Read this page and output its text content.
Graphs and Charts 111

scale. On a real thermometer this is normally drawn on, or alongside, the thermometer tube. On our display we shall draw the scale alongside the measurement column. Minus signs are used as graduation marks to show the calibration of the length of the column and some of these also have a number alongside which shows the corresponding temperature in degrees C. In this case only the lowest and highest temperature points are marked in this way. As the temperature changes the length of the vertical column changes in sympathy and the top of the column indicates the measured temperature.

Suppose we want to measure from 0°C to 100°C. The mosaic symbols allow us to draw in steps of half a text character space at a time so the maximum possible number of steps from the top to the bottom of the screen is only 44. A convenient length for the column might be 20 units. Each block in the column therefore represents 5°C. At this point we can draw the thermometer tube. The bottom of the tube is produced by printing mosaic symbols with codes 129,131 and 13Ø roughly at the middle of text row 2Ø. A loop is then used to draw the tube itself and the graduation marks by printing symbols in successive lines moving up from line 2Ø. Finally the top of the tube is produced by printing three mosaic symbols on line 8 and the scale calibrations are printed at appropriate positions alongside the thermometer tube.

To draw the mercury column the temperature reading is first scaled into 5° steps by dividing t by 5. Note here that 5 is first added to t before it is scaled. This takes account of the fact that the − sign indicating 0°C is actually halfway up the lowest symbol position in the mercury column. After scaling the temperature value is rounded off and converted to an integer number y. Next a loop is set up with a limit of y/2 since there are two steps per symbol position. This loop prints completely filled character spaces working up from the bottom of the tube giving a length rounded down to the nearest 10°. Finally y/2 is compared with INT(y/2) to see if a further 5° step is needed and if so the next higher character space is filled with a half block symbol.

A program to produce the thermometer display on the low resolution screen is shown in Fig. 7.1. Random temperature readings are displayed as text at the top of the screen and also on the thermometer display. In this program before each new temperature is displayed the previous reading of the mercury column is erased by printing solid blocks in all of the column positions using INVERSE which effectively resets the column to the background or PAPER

§ INSTRUCTION
Emit the records above again, exactly, with no line skipped.

§ IN RESPONSE
Read this page and output its text content.
Graphs and Charts 111

scale. On a real thermometer this is normally drawn on, or alongside, the thermometer tube. On our display we shall draw the scale alongside the measurement column. Minus signs are used as graduation marks to show the calibration of the length of the column and some of these also have a number alongside which shows the corresponding temperature in degrees C. In this case only the lowest and highest temperature points are marked in this way. As the temperature changes the length of the vertical column changes in sympathy and the top of the column indicates the measured temperature.

Suppose we want to measure from 0°C to 100°C. The mosaic symbols allow us to draw in steps of half a text character space at a time so the maximum possible number of steps from the top to the bottom of the screen is only 44. A convenient length for the column might be 20 units. Each block in the column therefore represents 5°C. At this point we can draw the thermometer tube. The bottom of the tube is produced by printing mosaic symbols with codes 129,131 and 13Ø roughly at the middle of text row 2Ø. A loop is then used to draw the tube itself and the graduation marks by printing symbols in successive lines moving up from line 2Ø. Finally the top of the tube is produced by printing three mosaic symbols on line 8 and the scale calibrations are printed at appropriate positions alongside the thermometer tube.

To draw the mercury column the temperature reading is first scaled into 5° steps by dividing t by 5. Note here that 5 is first added to t before it is scaled. This takes account of the fact that the − sign indicating 0°C is actually halfway up the lowest symbol position in the mercury column. After scaling the temperature value is rounded off and converted to an integer number y. Next a loop is set up with a limit of y/2 since there are two steps per symbol position. This loop prints completely filled character spaces working up from the bottom of the tube giving a length rounded down to the nearest 10°. Finally y/2 is compared with INT(y/2) to see if a further 5° step is needed and if so the next higher character space is filled with a half block symbol.

A program to produce the thermometer display on the low resolution screen is shown in Fig. 7.1. Random temperature readings are displayed as text at the top of the screen and also on the thermometer display. In this program before each new temperature is displayed the previous reading of the mercury column is erased by printing solid blocks in all of the column positions using INVERSE which effectively resets the column to the background or PAPER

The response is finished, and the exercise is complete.